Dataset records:
════════════════

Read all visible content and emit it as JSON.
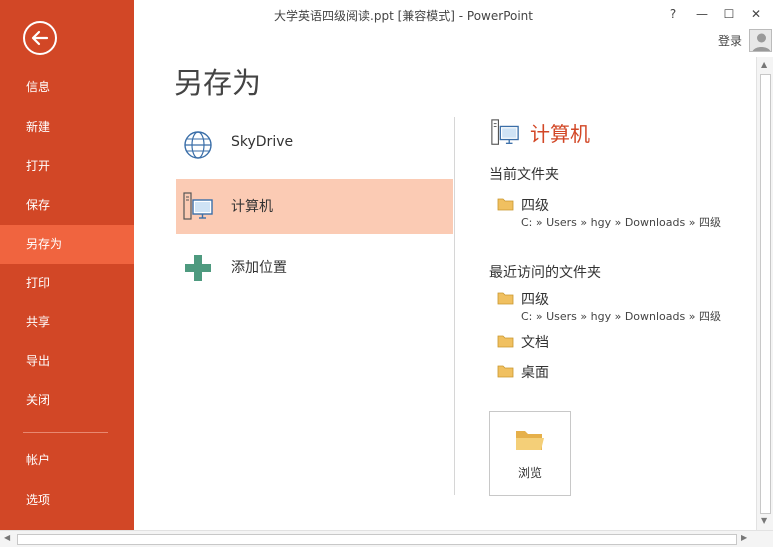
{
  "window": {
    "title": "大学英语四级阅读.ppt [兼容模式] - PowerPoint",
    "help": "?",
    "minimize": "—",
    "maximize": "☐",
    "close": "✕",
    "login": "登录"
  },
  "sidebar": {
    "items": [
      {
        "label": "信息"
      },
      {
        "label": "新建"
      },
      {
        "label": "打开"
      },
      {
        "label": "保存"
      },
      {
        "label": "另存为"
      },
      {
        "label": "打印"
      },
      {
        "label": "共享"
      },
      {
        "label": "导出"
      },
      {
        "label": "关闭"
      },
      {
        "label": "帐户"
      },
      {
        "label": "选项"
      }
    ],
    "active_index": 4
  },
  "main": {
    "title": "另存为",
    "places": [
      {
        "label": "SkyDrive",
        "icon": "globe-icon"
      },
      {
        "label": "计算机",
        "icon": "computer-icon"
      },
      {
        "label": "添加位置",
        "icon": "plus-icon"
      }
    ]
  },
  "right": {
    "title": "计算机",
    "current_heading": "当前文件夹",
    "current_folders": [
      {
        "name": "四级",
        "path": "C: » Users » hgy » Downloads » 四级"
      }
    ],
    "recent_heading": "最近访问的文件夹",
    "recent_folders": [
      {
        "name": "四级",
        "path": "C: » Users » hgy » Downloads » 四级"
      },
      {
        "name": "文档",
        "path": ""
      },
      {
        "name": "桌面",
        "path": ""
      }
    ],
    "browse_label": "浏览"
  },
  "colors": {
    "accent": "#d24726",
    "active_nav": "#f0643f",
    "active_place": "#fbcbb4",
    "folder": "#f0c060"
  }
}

════════════════

**What is required**
Select every line where the word "icon" occurs.

**Answer**
        "icon": "globe-icon"
        "icon": "computer-icon"
        "icon": "plus-icon"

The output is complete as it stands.